**TAREA:** En el fragmento de la página sobre Black Mass, ¿a qué personaje interpreta Johnny Depp?

**FRAGMENTO DE LA PÁGINA:**
Hay insularidad en la identidad estadounidense. Son ellos en su monstruo de nación y el mundo viene después. Pero dentro del país hay otro tipo de aislamiento: el de la ciudad natal.

Dicho lo anterior: ¿qué onda con Boston? ¿Qué hay en esa ciudad que nos ha dado tantos criminales memorables en el cine de los últimos años? Acabo de ver Black Mass ( Pacto criminal), la nueva cinta con la que Johnny Depp regresa al buen camino. Y es una locura: Boston es un barrio de delincuentes, unidos por las lealtades de las calles.

Estoy exagerando, pero poco. La zona en específico es South Boston, tierra de inmigrantes irlandeses e italianos que se la pasan guerreando por el control del barrio. Depp interpreta a Whitey Bulger, criminal de la vida real, que hace un pacto con el FBI: ayúdanos a controlar a los mafiosos italianos y te damos carte blanche para que hagas de las tuyas. Bulger, por cierto, es el personaje en el que está basado aquel gran lord de las drogas que interpreta Jack Nicholson en Los infiltrados.

Pero grandes delincuentes aparte, en segundo plano, como un fantasma, está el barrio. El trato entre Bulger y la ley se hace porque uno de los agentes del FBI es de la misma calle que Bulger. Esas lealtades no se olvidan , dice. Joel Edgerton interpreta a ese agente que se va a la cama con el demonio (por eso se la cinta se llama Black Mass: Bulger es el diablo y el FBI está invocándolo) y hace un gran trabajo.

Entradas de datos guardadas

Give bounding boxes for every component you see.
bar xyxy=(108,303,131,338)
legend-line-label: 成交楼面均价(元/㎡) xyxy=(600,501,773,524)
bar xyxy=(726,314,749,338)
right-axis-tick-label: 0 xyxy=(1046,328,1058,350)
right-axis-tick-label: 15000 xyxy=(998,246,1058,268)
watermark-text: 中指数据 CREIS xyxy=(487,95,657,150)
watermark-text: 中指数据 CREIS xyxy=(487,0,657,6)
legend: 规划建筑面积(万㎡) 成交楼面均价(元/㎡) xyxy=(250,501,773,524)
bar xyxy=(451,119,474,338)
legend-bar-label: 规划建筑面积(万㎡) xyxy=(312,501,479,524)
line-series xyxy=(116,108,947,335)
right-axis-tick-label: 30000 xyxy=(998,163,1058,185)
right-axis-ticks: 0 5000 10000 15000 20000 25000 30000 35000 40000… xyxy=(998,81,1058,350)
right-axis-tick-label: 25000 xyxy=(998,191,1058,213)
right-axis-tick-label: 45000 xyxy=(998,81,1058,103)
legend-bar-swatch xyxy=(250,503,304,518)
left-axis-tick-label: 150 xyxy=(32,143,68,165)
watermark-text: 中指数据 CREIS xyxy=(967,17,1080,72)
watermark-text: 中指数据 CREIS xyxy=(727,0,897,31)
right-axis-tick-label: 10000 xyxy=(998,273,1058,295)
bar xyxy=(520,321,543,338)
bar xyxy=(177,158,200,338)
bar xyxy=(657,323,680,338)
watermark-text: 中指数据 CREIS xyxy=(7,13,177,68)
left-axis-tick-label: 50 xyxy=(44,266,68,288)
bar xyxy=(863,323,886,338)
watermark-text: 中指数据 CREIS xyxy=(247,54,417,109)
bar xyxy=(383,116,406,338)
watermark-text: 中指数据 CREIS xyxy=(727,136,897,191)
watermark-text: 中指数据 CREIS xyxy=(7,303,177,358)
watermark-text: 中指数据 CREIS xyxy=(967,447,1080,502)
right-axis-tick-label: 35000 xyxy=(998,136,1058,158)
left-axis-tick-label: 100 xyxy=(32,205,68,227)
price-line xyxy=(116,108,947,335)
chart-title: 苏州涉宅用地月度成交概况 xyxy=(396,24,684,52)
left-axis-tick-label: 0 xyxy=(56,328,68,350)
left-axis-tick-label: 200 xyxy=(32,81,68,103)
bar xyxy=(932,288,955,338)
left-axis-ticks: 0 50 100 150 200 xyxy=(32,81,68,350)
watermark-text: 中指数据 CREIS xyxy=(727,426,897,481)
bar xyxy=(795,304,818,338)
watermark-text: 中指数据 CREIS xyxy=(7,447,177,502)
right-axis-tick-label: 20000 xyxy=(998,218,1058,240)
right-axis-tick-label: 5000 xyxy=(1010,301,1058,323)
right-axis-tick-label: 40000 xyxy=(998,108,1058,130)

**EJERCICIO RESUELTO:** A Whitey Bulger, un criminal de la vida real.